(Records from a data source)

"""

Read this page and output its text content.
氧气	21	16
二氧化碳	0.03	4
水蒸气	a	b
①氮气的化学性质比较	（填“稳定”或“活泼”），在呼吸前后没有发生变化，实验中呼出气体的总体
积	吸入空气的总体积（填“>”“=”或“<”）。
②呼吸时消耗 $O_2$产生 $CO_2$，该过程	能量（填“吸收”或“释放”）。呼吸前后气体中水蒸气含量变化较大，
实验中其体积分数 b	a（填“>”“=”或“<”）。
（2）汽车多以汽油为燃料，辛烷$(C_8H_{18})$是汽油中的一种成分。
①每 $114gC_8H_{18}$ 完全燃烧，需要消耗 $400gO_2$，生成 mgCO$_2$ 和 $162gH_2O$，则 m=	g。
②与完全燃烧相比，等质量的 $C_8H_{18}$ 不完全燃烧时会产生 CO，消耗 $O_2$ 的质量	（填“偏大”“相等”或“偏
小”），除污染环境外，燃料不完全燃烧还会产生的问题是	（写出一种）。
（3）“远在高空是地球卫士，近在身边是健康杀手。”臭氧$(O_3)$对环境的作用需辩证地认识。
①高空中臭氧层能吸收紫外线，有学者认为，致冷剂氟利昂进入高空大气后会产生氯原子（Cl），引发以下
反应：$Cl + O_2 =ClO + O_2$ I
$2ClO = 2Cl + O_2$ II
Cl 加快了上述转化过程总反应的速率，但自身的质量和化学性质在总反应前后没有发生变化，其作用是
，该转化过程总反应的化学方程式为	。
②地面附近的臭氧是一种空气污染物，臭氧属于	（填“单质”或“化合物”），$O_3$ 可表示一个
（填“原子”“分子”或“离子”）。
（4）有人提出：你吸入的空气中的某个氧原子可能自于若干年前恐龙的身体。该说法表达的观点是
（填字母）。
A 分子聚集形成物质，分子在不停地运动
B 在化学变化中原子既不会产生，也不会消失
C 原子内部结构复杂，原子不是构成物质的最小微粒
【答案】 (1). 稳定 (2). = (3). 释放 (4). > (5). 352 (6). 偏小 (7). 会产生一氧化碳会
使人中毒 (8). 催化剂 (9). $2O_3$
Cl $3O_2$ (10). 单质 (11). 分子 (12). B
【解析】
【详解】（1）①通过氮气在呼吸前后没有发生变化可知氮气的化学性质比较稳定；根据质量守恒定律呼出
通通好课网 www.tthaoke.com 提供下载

"""

■ Goal
Write out every line of the records exactly.

■ Result for this task
Read this page and output its text content.
氧气	21	16
二氧化碳	0.03	4
水蒸气	a	b
①氮气的化学性质比较	（填“稳定”或“活泼”），在呼吸前后没有发生变化，实验中呼出气体的总体
积	吸入空气的总体积（填“>”“=”或“<”）。
②呼吸时消耗 $O_2$产生 $CO_2$，该过程	能量（填“吸收”或“释放”）。呼吸前后气体中水蒸气含量变化较大，
实验中其体积分数 b	a（填“>”“=”或“<”）。
（2）汽车多以汽油为燃料，辛烷$(C_8H_{18})$是汽油中的一种成分。
①每 $114gC_8H_{18}$ 完全燃烧，需要消耗 $400gO_2$，生成 mgCO$_2$ 和 $162gH_2O$，则 m=	g。
②与完全燃烧相比，等质量的 $C_8H_{18}$ 不完全燃烧时会产生 CO，消耗 $O_2$ 的质量	（填“偏大”“相等”或“偏
小”），除污染环境外，燃料不完全燃烧还会产生的问题是	（写出一种）。
（3）“远在高空是地球卫士，近在身边是健康杀手。”臭氧$(O_3)$对环境的作用需辩证地认识。
①高空中臭氧层能吸收紫外线，有学者认为，致冷剂氟利昂进入高空大气后会产生氯原子（Cl），引发以下
反应：$Cl + O_2 =ClO + O_2$ I
$2ClO = 2Cl + O_2$ II
Cl 加快了上述转化过程总反应的速率，但自身的质量和化学性质在总反应前后没有发生变化，其作用是
，该转化过程总反应的化学方程式为	。
②地面附近的臭氧是一种空气污染物，臭氧属于	（填“单质”或“化合物”），$O_3$ 可表示一个
（填“原子”“分子”或“离子”）。
（4）有人提出：你吸入的空气中的某个氧原子可能自于若干年前恐龙的身体。该说法表达的观点是
（填字母）。
A 分子聚集形成物质，分子在不停地运动
B 在化学变化中原子既不会产生，也不会消失
C 原子内部结构复杂，原子不是构成物质的最小微粒
【答案】 (1). 稳定 (2). = (3). 释放 (4). > (5). 352 (6). 偏小 (7). 会产生一氧化碳会
使人中毒 (8). 催化剂 (9). $2O_3$
Cl $3O_2$ (10). 单质 (11). 分子 (12). B
【解析】
【详解】（1）①通过氮气在呼吸前后没有发生变化可知氮气的化学性质比较稳定；根据质量守恒定律呼出
通通好课网 www.tthaoke.com 提供下载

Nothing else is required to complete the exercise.